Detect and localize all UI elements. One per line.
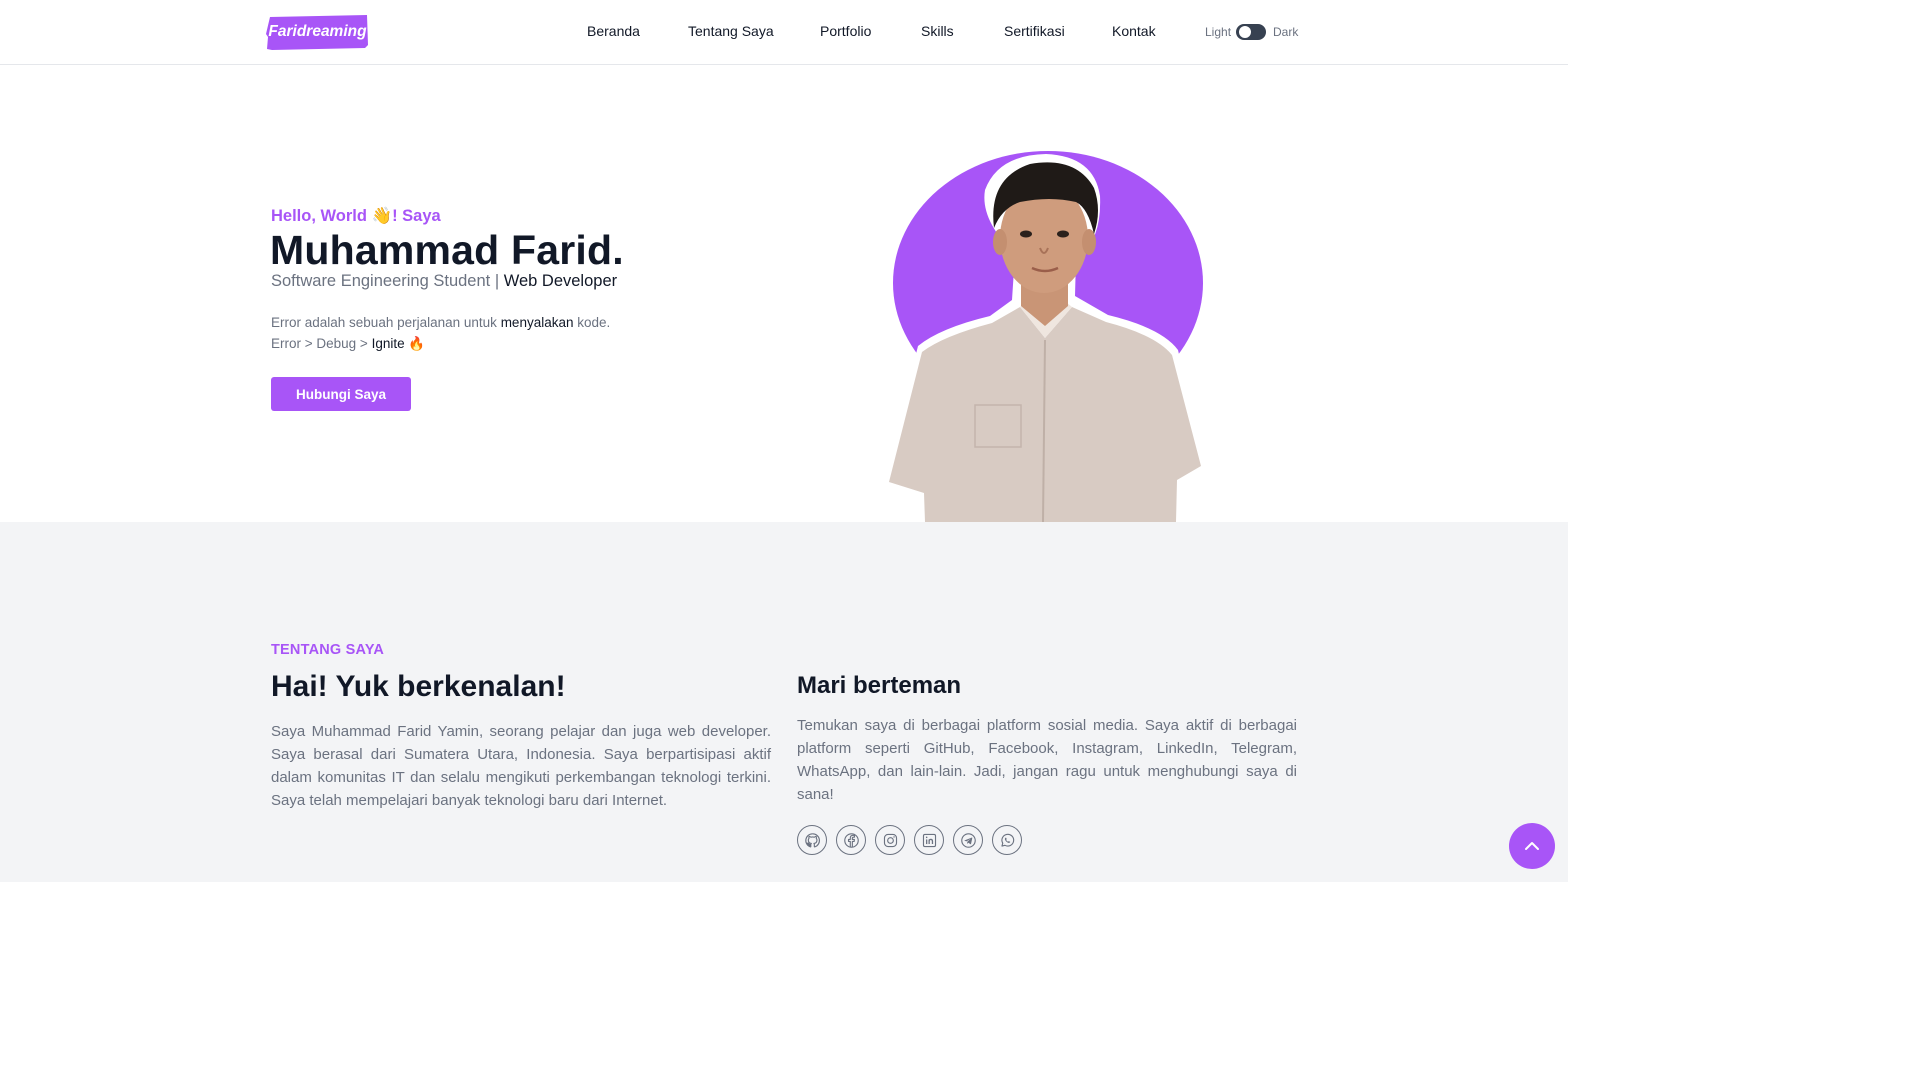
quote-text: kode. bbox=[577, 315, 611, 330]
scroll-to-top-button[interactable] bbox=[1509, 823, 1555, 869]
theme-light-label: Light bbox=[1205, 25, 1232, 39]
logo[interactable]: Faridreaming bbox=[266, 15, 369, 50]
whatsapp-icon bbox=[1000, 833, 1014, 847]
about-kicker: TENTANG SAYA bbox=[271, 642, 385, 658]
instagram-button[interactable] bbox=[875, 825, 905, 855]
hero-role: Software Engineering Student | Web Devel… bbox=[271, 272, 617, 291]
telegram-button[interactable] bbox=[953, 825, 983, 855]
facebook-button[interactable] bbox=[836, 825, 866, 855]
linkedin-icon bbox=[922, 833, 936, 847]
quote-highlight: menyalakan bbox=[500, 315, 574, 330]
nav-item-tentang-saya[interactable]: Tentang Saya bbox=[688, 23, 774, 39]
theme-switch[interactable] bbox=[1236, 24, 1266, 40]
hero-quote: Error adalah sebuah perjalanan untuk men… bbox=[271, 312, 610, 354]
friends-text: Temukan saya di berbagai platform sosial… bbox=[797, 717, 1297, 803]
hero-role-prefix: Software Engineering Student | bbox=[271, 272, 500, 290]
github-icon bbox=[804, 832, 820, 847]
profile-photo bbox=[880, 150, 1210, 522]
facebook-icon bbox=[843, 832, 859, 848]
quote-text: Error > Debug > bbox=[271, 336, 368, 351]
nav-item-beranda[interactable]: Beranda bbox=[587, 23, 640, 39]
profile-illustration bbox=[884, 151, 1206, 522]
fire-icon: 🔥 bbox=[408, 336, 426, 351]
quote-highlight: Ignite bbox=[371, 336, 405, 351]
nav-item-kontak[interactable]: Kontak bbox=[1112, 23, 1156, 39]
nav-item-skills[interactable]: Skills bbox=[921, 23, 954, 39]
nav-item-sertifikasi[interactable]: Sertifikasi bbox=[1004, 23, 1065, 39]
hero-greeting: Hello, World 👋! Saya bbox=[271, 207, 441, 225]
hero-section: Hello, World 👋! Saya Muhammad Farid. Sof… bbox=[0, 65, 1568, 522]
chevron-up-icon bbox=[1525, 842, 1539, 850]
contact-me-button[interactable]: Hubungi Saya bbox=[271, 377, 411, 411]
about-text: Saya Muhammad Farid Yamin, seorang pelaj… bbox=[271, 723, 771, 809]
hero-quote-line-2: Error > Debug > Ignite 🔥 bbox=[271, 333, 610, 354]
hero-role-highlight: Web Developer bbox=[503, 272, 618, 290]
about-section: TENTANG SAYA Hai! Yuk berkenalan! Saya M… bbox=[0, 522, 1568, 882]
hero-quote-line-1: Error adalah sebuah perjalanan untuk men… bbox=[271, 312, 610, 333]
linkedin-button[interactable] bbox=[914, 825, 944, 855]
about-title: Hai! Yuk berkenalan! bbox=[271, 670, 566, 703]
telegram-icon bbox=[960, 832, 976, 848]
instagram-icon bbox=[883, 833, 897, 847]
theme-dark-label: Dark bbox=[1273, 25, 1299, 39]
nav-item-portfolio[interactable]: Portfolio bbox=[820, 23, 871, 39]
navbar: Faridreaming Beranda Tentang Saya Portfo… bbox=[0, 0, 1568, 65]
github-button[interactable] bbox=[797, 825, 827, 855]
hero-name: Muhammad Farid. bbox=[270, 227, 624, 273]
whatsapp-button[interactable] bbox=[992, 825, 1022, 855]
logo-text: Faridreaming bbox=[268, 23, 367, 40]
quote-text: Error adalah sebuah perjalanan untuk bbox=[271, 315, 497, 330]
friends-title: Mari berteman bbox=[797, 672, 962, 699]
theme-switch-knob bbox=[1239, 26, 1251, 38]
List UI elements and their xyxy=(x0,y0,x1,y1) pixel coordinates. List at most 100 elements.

...

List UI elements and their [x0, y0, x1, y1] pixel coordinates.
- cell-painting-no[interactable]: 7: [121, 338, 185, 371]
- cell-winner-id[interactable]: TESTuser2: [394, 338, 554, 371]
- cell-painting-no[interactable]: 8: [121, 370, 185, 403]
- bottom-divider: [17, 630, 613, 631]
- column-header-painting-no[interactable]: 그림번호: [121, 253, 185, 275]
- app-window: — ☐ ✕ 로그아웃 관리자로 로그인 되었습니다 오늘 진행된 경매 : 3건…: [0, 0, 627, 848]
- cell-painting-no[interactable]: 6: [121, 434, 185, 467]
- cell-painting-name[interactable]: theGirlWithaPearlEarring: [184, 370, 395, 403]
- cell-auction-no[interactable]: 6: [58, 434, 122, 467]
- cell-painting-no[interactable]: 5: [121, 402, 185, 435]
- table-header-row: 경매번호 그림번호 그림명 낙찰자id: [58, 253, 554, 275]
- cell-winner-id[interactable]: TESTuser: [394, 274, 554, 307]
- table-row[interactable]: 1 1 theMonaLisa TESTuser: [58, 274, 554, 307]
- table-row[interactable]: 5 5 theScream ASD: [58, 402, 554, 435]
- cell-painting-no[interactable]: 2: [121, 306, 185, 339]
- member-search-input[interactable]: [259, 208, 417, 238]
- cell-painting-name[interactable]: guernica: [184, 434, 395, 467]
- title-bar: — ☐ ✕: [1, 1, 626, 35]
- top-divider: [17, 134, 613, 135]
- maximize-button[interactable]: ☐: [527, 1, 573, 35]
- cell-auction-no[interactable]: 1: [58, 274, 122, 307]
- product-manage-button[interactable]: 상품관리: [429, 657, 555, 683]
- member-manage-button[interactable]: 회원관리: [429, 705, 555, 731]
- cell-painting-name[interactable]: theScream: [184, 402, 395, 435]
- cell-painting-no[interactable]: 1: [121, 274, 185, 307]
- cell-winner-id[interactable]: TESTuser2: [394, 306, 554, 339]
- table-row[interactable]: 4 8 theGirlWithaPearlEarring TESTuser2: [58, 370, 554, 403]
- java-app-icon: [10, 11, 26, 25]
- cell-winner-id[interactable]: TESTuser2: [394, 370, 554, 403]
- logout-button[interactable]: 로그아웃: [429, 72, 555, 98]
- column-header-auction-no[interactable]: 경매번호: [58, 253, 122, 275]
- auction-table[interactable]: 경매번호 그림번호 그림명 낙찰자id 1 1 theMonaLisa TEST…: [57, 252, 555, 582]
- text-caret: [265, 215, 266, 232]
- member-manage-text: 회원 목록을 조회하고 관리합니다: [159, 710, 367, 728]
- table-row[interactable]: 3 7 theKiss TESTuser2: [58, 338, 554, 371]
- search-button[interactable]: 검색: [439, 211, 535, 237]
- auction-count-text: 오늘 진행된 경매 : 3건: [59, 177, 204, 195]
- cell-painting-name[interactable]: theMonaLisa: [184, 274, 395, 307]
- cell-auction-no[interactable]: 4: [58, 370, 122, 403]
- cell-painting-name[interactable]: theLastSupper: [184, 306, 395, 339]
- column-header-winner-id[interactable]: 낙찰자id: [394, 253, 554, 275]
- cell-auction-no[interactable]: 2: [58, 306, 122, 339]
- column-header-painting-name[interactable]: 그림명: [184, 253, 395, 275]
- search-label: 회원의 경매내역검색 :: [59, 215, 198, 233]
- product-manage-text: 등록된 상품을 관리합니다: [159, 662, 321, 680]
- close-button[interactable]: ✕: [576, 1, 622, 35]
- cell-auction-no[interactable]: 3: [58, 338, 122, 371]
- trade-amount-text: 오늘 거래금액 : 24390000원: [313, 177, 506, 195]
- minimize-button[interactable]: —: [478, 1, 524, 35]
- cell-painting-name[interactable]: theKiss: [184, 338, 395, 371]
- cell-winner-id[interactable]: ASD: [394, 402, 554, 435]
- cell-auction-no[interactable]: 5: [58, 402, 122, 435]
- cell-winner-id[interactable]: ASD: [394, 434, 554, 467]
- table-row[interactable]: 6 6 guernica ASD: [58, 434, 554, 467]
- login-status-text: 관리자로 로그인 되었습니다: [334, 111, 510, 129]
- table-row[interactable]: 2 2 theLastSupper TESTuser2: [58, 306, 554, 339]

==

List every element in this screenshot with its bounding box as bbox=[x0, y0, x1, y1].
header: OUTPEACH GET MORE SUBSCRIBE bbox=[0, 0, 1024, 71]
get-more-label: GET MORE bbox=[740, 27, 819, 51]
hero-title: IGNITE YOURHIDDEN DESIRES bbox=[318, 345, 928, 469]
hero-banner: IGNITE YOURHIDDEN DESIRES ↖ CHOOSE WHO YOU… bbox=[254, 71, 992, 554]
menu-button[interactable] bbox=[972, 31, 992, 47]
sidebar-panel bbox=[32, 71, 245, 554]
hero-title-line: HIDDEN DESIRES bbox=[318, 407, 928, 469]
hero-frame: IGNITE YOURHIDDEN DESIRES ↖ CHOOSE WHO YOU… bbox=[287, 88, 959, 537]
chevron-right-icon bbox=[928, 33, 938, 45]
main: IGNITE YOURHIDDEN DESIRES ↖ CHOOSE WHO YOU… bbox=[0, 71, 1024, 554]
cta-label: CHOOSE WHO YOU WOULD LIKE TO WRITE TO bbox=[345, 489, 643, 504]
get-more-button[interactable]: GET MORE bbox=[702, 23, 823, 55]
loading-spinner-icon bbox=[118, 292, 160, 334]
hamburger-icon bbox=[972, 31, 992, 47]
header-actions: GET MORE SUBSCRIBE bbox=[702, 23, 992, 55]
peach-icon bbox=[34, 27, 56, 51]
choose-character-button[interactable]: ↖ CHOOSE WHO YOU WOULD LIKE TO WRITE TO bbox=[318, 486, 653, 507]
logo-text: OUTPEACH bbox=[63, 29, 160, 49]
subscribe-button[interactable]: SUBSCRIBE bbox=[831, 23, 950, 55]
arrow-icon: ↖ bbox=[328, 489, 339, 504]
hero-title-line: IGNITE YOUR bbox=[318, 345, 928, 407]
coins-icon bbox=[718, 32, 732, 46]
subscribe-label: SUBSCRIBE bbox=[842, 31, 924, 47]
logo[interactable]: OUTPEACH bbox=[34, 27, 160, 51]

Stated task
Repeat the listing lines above word for word, starting at the line that contains "List UI elements and their [x0, y0, x1, y1]" and ending at the line that contains "370, 395, 403]".

The solution
List UI elements and their [x0, y0, x1, y1] pixel coordinates.
- cell-painting-no[interactable]: 7: [121, 338, 185, 371]
- cell-winner-id[interactable]: TESTuser2: [394, 338, 554, 371]
- cell-painting-no[interactable]: 8: [121, 370, 185, 403]
- bottom-divider: [17, 630, 613, 631]
- column-header-painting-no[interactable]: 그림번호: [121, 253, 185, 275]
- app-window: — ☐ ✕ 로그아웃 관리자로 로그인 되었습니다 오늘 진행된 경매 : 3건…: [0, 0, 627, 848]
- cell-painting-no[interactable]: 6: [121, 434, 185, 467]
- cell-painting-name[interactable]: theGirlWithaPearlEarring: [184, 370, 395, 403]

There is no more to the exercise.